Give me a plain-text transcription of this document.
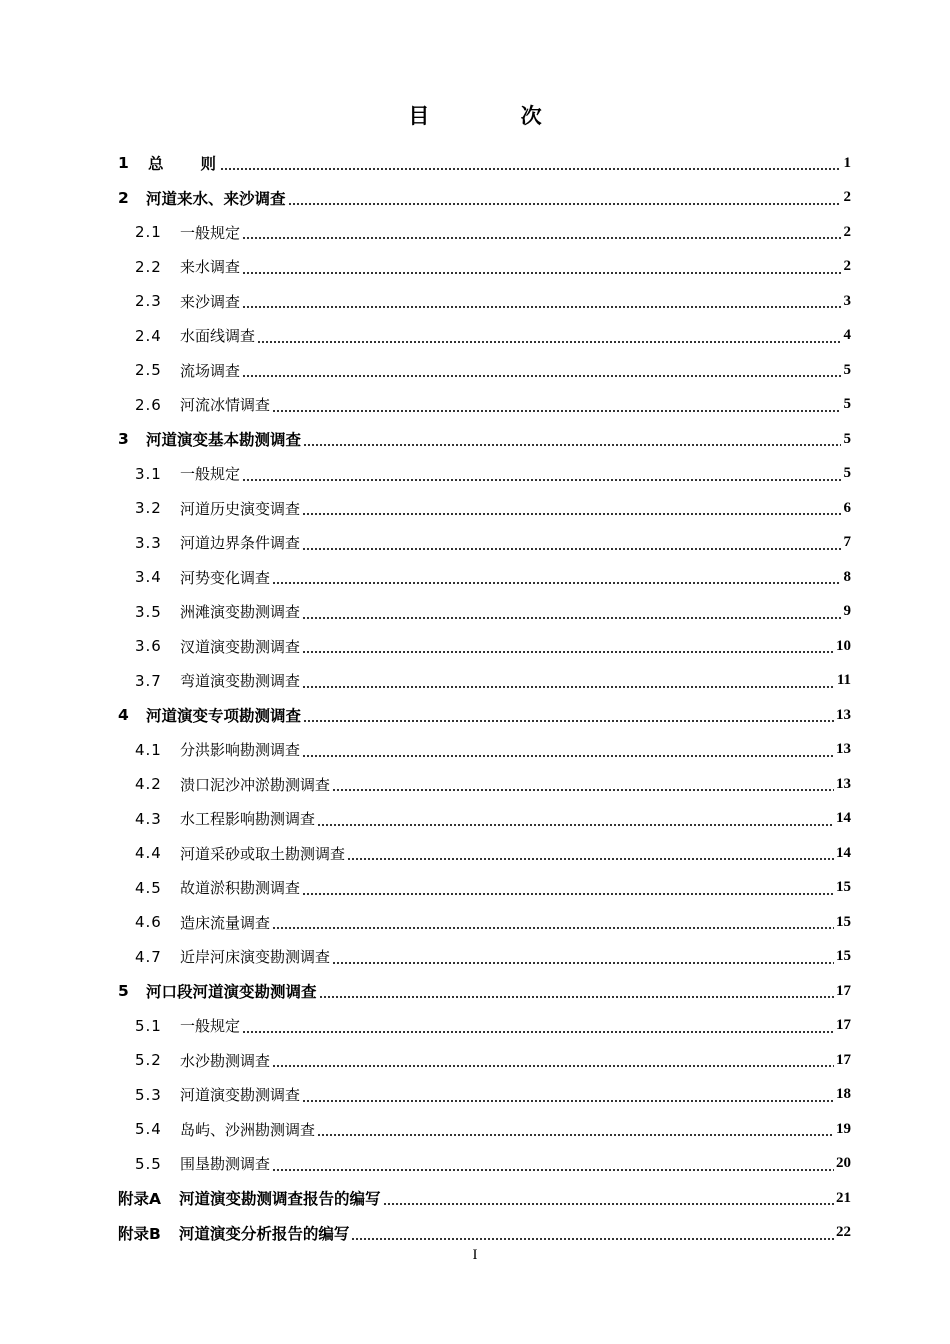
目 次
1	总　　则	1
2	河道来水、来沙调查	2
2.1	一般规定	2
2.2	来水调查	2
2.3	来沙调查	3
2.4	水面线调查	4
2.5	流场调查	5
2.6	河流冰情调查	5
3	河道演变基本勘测调查	5
3.1	一般规定	5
3.2	河道历史演变调查	6
3.3	河道边界条件调查	7
3.4	河势变化调查	8
3.5	洲滩演变勘测调查	9
3.6	汊道演变勘测调查	10
3.7	弯道演变勘测调查	11
4	河道演变专项勘测调查	13
4.1	分洪影响勘测调查	13
4.2	溃口泥沙冲淤勘测调查	13
4.3	水工程影响勘测调查	14
4.4	河道采砂或取土勘测调查	14
4.5	故道淤积勘测调查	15
4.6	造床流量调查	15
4.7	近岸河床演变勘测调查	15
5	河口段河道演变勘测调查	17
5.1	一般规定	17
5.2	水沙勘测调查	17
5.3	河道演变勘测调查	18
5.4	岛屿、沙洲勘测调查	19
5.5	围垦勘测调查	20
附录A 河道演变勘测调查报告的编写	21
附录B 河道演变分析报告的编写	22
I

________________________

Exercise = Write out the material above again, word for word, minus its pictures.

Response to this exercise =
Give me a plain-text transcription of this document.
目 次
1	总　　则	1
2	河道来水、来沙调查	2
2.1	一般规定	2
2.2	来水调查	2
2.3	来沙调查	3
2.4	水面线调查	4
2.5	流场调查	5
2.6	河流冰情调查	5
3	河道演变基本勘测调查	5
3.1	一般规定	5
3.2	河道历史演变调查	6
3.3	河道边界条件调查	7
3.4	河势变化调查	8
3.5	洲滩演变勘测调查	9
3.6	汊道演变勘测调查	10
3.7	弯道演变勘测调查	11
4	河道演变专项勘测调查	13
4.1	分洪影响勘测调查	13
4.2	溃口泥沙冲淤勘测调查	13
4.3	水工程影响勘测调查	14
4.4	河道采砂或取土勘测调查	14
4.5	故道淤积勘测调查	15
4.6	造床流量调查	15
4.7	近岸河床演变勘测调查	15
5	河口段河道演变勘测调查	17
5.1	一般规定	17
5.2	水沙勘测调查	17
5.3	河道演变勘测调查	18
5.4	岛屿、沙洲勘测调查	19
5.5	围垦勘测调查	20
附录A 河道演变勘测调查报告的编写	21
附录B 河道演变分析报告的编写	22
I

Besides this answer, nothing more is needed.